Recorded data:
|---|
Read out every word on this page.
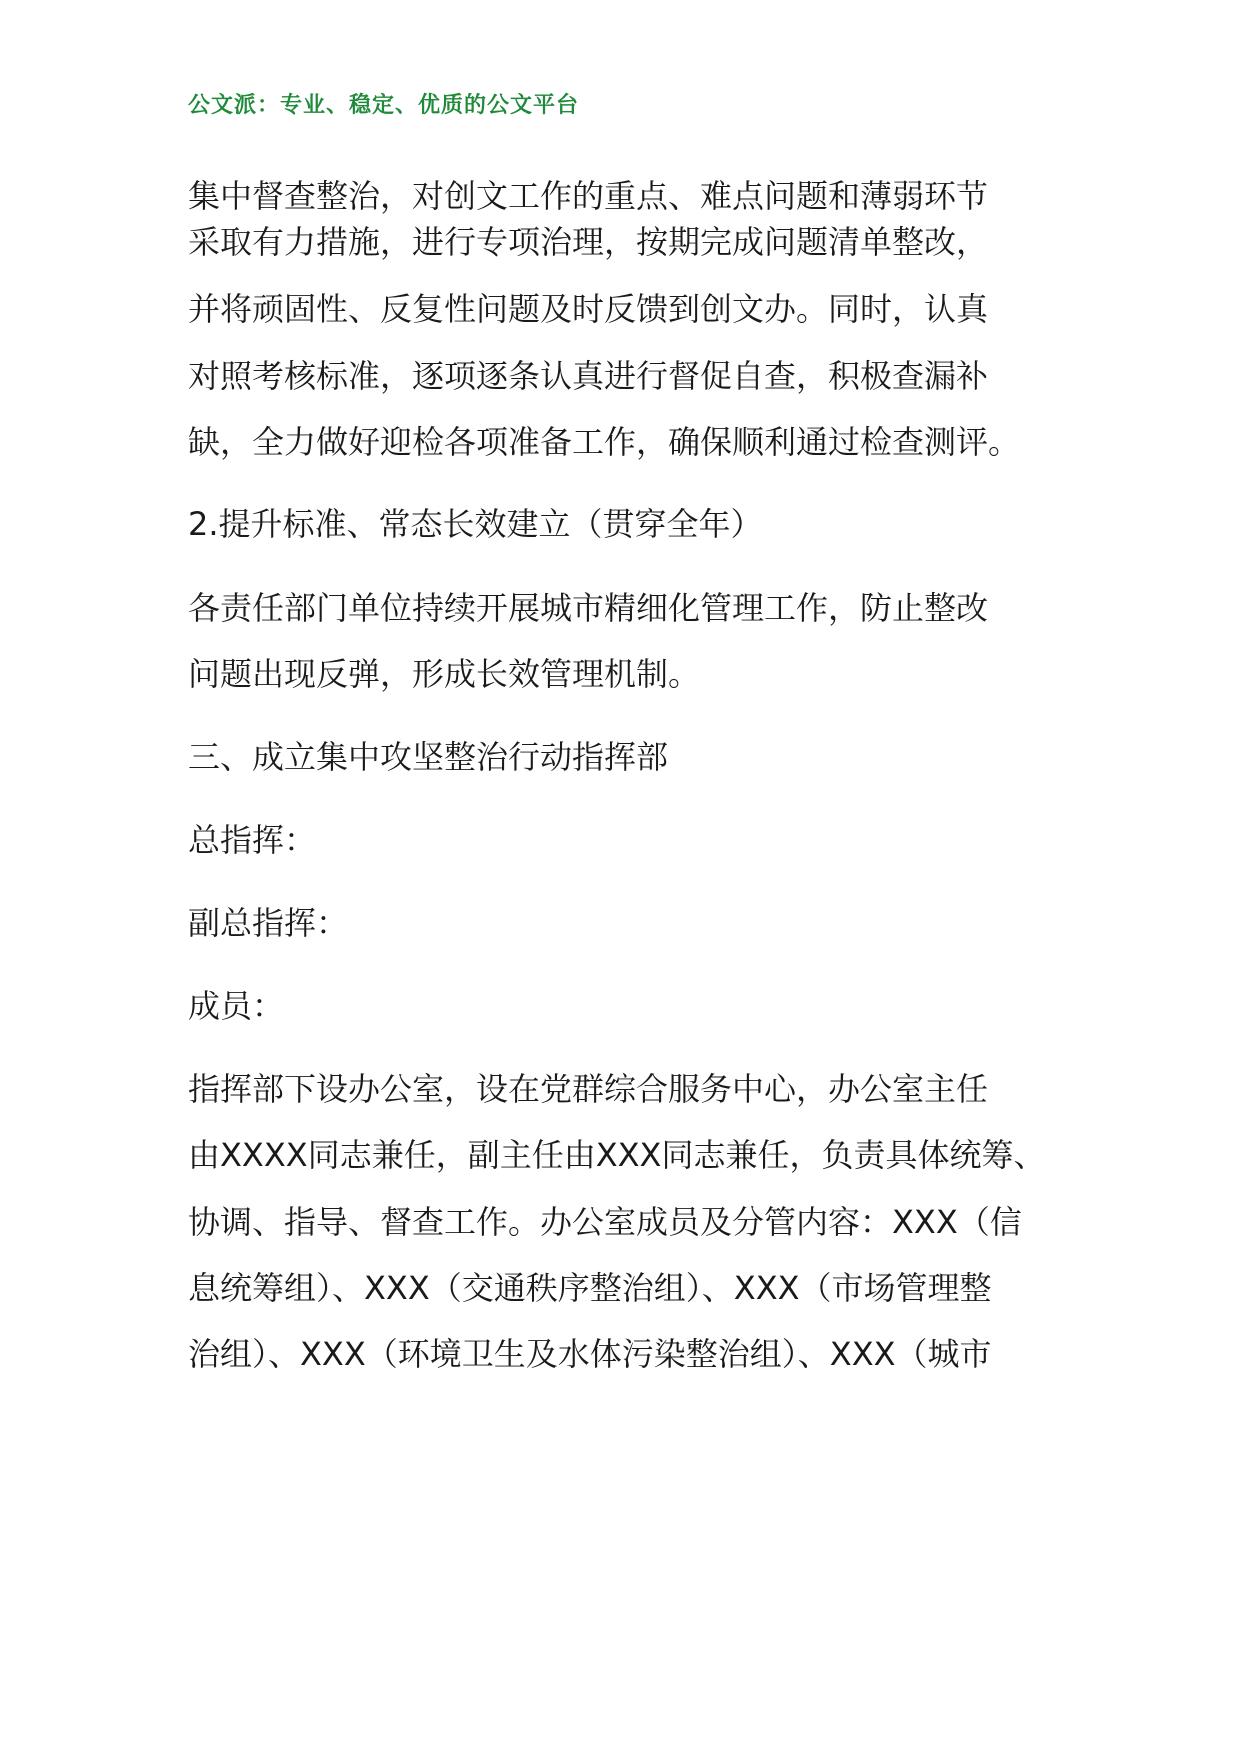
公文派：专业、稳定、优质的公文平台
集中督查整治，对创文工作的重点、难点问题和薄弱环节
采取有力措施，进行专项治理，按期完成问题清单整改，
并将顽固性、反复性问题及时反馈到创文办。同时，认真
对照考核标准，逐项逐条认真进行督促自查，积极查漏补
缺，全力做好迎检各项准备工作，确保顺利通过检查测评。
2.提升标准、常态长效建立（贯穿全年）
各责任部门单位持续开展城市精细化管理工作，防止整改
问题出现反弹，形成长效管理机制。
三、成立集中攻坚整治行动指挥部
总指挥：
副总指挥：
成员：
指挥部下设办公室，设在党群综合服务中心，办公室主任
由XXXX同志兼任，副主任由XXX同志兼任，负责具体统筹、
协调、指导、督查工作。办公室成员及分管内容：XXX（信
息统筹组）、XXX（交通秩序整治组）、XXX（市场管理整
治组）、XXX（环境卫生及水体污染整治组）、XXX（城市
|---|
# [Work to be completed]
Every line above should be repeated exactly; pictures stay out of the copy.

# [Finished answer]
Read out every word on this page.
公文派：专业、稳定、优质的公文平台
集中督查整治，对创文工作的重点、难点问题和薄弱环节
采取有力措施，进行专项治理，按期完成问题清单整改，
并将顽固性、反复性问题及时反馈到创文办。同时，认真
对照考核标准，逐项逐条认真进行督促自查，积极查漏补
缺，全力做好迎检各项准备工作，确保顺利通过检查测评。
2.提升标准、常态长效建立（贯穿全年）
各责任部门单位持续开展城市精细化管理工作，防止整改
问题出现反弹，形成长效管理机制。
三、成立集中攻坚整治行动指挥部
总指挥：
副总指挥：
成员：
指挥部下设办公室，设在党群综合服务中心，办公室主任
由XXXX同志兼任，副主任由XXX同志兼任，负责具体统筹、
协调、指导、督查工作。办公室成员及分管内容：XXX（信
息统筹组）、XXX（交通秩序整治组）、XXX（市场管理整
治组）、XXX（环境卫生及水体污染整治组）、XXX（城市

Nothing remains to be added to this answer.